### THE TASK
Report how many lines of the records below include the word "gjzq". Give nothing but the number.

### Extracted data entries
-.-.-

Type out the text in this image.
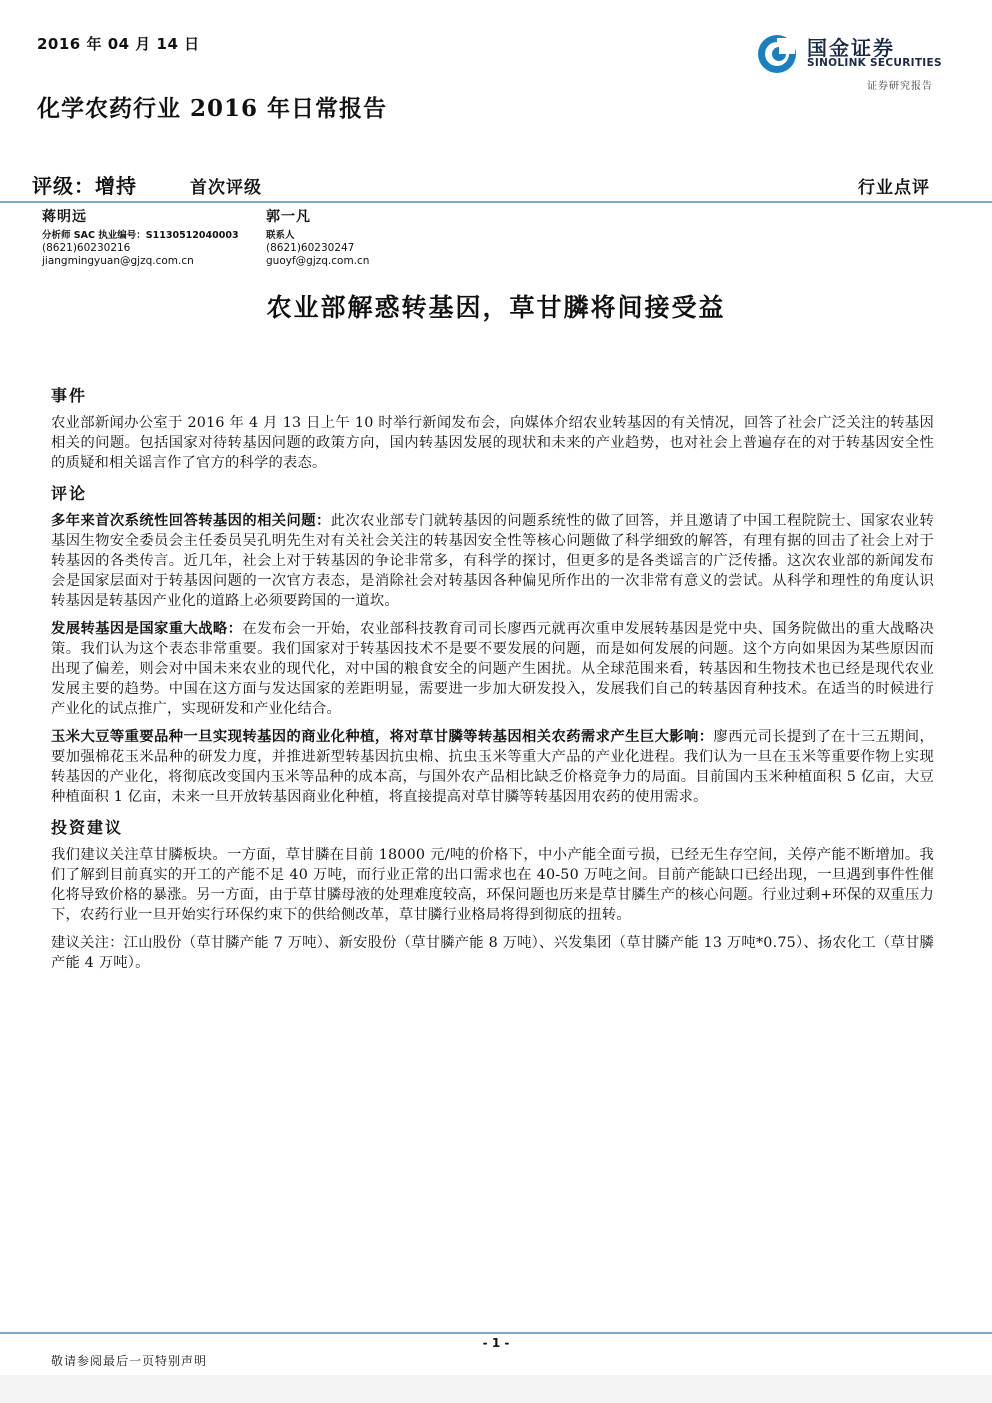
2016 年 04 月 14 日	国金证券
SINOLINK SECURITIES
证券研究报告
化学农药行业 2016 年日常报告
评级：增持	首次评级	行业点评
蒋明远
分析师 SAC 执业编号：S1130512040003
(8621)60230216
jiangmingyuan@gjzq.com.cn
郭一凡
联系人
(8621)60230247
guoyf@gjzq.com.cn
农业部解惑转基因，草甘膦将间接受益
事件

农业部新闻办公室于 2016 年 4 月 13 日上午 10 时举行新闻发布会，向媒体介绍农业转基因的有关情况，回答了社会广泛关注的转基因相关的问题。包括国家对待转基因问题的政策方向，国内转基因发展的现状和未来的产业趋势，也对社会上普遍存在的对于转基因安全性的质疑和相关谣言作了官方的科学的表态。

评论

多年来首次系统性回答转基因的相关问题：此次农业部专门就转基因的问题系统性的做了回答，并且邀请了中国工程院院士、国家农业转基因生物安全委员会主任委员吴孔明先生对有关社会关注的转基因安全性等核心问题做了科学细致的解答，有理有据的回击了社会上对于转基因的各类传言。近几年，社会上对于转基因的争论非常多，有科学的探讨，但更多的是各类谣言的广泛传播。这次农业部的新闻发布会是国家层面对于转基因问题的一次官方表态，是消除社会对转基因各种偏见所作出的一次非常有意义的尝试。从科学和理性的角度认识转基因是转基因产业化的道路上必须要跨国的一道坎。

发展转基因是国家重大战略：在发布会一开始，农业部科技教育司司长廖西元就再次重申发展转基因是党中央、国务院做出的重大战略决策。我们认为这个表态非常重要。我们国家对于转基因技术不是要不要发展的问题，而是如何发展的问题。这个方向如果因为某些原因而出现了偏差，则会对中国未来农业的现代化，对中国的粮食安全的问题产生困扰。从全球范围来看，转基因和生物技术也已经是现代农业发展主要的趋势。中国在这方面与发达国家的差距明显，需要进一步加大研发投入，发展我们自己的转基因育种技术。在适当的时候进行产业化的试点推广，实现研发和产业化结合。

玉米大豆等重要品种一旦实现转基因的商业化种植，将对草甘膦等转基因相关农药需求产生巨大影响：廖西元司长提到了在十三五期间，要加强棉花玉米品种的研发力度，并推进新型转基因抗虫棉、抗虫玉米等重大产品的产业化进程。我们认为一旦在玉米等重要作物上实现转基因的产业化，将彻底改变国内玉米等品种的成本高，与国外农产品相比缺乏价格竞争力的局面。目前国内玉米种植面积 5 亿亩，大豆种植面积 1 亿亩，未来一旦开放转基因商业化种植，将直接提高对草甘膦等转基因用农药的使用需求。

投资建议

我们建议关注草甘膦板块。一方面，草甘膦在目前 18000 元/吨的价格下，中小产能全面亏损，已经无生存空间，关停产能不断增加。我们了解到目前真实的开工的产能不足 40 万吨，而行业正常的出口需求也在 40-50 万吨之间。目前产能缺口已经出现，一旦遇到事件性催化将导致价格的暴涨。另一方面，由于草甘膦母液的处理难度较高，环保问题也历来是草甘膦生产的核心问题。行业过剩+环保的双重压力下，农药行业一旦开始实行环保约束下的供给侧改革，草甘膦行业格局将得到彻底的扭转。

建议关注：江山股份（草甘膦产能 7 万吨）、新安股份（草甘膦产能 8 万吨）、兴发集团（草甘膦产能 13 万吨*0.75）、扬农化工（草甘膦产能 4 万吨）。

- 1 -
敬请参阅最后一页特别声明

-.-.-

### REPLY TO THE TASK
2